Exercise instructions:
Wherever the string "people" appears, copy the whole line.
──────── Stored rows ────────
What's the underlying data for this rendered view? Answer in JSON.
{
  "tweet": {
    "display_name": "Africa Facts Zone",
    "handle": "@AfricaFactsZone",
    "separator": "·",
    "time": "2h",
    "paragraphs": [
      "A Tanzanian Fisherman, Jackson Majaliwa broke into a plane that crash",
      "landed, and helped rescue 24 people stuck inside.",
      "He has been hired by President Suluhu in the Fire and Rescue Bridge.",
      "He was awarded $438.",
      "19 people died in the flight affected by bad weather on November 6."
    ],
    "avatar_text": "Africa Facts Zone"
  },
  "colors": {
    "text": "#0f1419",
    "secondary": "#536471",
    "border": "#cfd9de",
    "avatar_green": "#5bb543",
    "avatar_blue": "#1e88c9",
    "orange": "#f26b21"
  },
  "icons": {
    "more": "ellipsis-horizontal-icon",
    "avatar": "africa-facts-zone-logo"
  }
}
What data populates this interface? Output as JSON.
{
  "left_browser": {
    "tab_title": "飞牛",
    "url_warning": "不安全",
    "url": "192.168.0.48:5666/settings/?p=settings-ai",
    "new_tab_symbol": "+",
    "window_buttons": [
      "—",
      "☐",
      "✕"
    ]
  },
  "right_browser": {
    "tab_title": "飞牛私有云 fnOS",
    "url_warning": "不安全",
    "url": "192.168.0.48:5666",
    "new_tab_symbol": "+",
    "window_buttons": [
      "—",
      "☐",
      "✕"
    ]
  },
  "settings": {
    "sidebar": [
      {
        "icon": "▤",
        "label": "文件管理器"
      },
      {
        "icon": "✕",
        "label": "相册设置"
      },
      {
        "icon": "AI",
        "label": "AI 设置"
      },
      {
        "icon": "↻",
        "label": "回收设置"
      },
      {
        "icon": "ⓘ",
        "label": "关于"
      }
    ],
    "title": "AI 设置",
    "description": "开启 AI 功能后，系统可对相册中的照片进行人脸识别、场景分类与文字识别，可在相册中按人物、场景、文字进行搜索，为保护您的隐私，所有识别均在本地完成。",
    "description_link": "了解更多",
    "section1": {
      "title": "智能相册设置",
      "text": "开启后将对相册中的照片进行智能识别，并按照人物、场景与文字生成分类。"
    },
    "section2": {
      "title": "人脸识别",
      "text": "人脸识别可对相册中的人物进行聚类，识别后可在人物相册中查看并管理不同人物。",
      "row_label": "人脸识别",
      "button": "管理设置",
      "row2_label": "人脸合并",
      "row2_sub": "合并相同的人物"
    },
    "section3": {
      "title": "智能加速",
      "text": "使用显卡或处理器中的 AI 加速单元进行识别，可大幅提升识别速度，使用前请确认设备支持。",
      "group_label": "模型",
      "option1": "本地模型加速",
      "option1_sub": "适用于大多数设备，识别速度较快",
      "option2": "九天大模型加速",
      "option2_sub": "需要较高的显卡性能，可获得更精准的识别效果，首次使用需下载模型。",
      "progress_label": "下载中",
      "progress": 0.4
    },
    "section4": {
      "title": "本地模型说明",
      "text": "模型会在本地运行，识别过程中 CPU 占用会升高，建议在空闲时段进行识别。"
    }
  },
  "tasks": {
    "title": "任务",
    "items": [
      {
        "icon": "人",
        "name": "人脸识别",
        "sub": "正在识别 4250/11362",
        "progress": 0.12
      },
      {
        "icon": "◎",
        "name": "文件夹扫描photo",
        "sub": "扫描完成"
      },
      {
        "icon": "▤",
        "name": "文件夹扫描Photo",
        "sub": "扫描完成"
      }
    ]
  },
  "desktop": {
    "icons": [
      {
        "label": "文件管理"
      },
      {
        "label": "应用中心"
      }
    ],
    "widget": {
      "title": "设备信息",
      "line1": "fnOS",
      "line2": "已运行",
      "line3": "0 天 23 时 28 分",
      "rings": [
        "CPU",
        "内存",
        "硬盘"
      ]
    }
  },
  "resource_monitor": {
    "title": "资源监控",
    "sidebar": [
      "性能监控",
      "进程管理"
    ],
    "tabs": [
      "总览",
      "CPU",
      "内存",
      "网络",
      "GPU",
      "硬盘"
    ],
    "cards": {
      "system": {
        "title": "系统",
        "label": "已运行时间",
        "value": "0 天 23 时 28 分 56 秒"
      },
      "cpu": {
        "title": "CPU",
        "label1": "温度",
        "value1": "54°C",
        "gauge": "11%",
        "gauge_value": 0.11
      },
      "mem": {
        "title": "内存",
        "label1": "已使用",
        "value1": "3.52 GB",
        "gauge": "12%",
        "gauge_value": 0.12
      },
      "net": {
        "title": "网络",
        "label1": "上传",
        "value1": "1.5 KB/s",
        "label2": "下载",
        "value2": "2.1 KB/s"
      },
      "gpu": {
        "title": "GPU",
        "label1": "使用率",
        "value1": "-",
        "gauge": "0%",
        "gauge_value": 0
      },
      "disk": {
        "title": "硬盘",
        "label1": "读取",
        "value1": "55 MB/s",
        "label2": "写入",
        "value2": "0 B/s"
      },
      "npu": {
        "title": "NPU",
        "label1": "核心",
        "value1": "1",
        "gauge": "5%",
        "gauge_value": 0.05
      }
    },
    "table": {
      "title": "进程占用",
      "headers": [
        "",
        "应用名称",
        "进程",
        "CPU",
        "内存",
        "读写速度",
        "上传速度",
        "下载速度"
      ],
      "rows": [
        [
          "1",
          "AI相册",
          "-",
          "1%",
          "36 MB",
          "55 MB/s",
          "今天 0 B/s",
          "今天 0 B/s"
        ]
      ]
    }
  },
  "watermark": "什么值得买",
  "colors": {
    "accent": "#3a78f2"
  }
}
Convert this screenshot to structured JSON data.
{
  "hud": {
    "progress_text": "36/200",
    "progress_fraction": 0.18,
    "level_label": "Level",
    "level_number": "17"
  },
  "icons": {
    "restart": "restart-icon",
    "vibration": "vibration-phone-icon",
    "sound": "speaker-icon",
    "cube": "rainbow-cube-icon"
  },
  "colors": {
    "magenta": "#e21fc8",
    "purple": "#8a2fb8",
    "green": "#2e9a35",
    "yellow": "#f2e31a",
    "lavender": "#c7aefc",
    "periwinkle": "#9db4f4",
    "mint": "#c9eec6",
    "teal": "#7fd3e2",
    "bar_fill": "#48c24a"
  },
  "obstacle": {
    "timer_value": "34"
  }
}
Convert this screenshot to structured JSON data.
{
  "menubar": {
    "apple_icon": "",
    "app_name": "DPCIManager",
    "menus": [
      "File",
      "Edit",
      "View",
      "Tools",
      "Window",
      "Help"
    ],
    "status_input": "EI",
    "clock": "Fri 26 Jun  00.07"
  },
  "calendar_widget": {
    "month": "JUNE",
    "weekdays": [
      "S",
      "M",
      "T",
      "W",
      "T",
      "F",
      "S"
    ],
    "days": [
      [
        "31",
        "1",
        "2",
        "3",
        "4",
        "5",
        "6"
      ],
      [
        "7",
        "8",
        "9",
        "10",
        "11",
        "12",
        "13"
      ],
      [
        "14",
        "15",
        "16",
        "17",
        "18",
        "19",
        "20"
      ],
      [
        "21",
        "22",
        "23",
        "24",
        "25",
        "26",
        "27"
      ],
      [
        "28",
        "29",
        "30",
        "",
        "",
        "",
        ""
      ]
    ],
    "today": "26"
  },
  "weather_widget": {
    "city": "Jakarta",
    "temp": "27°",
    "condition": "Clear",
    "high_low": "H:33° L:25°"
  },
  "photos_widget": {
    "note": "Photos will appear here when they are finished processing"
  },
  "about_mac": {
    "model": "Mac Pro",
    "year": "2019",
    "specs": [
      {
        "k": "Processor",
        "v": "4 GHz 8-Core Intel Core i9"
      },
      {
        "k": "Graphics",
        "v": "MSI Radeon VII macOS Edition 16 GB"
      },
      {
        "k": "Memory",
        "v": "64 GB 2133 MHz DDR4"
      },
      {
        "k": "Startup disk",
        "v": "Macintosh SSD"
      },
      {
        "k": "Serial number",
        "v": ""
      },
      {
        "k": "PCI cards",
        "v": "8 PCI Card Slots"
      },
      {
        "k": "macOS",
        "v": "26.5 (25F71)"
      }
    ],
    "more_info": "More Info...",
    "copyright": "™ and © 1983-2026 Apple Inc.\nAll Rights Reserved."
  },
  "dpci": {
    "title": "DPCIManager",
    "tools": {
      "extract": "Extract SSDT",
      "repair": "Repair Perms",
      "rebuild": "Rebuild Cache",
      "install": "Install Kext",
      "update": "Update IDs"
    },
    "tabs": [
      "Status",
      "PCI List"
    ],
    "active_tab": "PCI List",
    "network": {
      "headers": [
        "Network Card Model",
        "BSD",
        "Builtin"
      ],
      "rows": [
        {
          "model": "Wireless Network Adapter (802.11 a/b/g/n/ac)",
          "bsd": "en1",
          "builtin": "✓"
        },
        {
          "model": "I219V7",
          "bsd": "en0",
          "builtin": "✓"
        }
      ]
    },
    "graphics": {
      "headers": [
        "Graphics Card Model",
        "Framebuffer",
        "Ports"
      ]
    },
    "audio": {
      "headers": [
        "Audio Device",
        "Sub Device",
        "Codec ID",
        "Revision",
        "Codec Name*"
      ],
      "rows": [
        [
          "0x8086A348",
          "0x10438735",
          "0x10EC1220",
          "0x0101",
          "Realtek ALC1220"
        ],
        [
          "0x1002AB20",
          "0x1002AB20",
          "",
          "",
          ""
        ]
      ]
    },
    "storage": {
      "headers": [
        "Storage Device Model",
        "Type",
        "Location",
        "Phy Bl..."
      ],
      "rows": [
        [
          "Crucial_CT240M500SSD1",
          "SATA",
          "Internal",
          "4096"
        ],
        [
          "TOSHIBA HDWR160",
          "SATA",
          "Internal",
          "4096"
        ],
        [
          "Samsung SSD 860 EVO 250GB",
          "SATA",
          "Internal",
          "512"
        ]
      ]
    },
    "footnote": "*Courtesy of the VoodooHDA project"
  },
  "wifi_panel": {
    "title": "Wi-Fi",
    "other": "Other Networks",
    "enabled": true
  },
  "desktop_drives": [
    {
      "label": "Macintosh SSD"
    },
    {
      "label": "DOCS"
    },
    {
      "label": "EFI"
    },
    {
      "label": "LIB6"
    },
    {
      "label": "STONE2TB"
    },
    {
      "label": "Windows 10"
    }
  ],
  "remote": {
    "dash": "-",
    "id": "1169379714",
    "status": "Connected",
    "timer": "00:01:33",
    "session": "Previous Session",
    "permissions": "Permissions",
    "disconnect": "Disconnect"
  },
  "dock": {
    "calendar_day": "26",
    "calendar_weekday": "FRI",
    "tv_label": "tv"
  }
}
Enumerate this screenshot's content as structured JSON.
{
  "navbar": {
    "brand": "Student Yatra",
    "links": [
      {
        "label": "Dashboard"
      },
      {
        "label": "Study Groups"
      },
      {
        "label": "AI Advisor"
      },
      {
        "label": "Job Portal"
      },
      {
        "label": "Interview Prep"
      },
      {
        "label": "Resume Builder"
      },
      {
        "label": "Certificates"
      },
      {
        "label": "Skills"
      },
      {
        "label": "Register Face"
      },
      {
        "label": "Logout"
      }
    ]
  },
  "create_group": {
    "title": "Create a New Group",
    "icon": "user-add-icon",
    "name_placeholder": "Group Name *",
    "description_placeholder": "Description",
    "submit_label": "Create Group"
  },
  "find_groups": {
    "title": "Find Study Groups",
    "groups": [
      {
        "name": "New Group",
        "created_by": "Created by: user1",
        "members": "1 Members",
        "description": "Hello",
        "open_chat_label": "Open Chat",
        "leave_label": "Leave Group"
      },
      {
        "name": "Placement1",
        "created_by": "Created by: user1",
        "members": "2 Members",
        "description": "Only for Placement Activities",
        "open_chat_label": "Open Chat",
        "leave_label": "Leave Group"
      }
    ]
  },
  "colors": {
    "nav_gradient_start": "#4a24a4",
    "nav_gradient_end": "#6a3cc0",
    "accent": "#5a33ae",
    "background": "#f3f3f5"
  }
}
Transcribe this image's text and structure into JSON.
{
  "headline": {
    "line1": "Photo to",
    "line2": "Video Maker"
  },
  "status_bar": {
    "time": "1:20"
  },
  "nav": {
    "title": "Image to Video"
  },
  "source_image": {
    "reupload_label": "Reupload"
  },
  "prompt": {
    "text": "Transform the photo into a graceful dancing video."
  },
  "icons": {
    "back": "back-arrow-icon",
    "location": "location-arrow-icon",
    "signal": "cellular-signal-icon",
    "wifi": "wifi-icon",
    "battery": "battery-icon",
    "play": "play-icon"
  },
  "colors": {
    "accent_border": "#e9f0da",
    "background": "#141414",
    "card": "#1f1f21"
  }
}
────────
The reply:
      "landed, and helped rescue 24 people stuck inside.",
      "19 people died in the flight affected by bad weather on November 6."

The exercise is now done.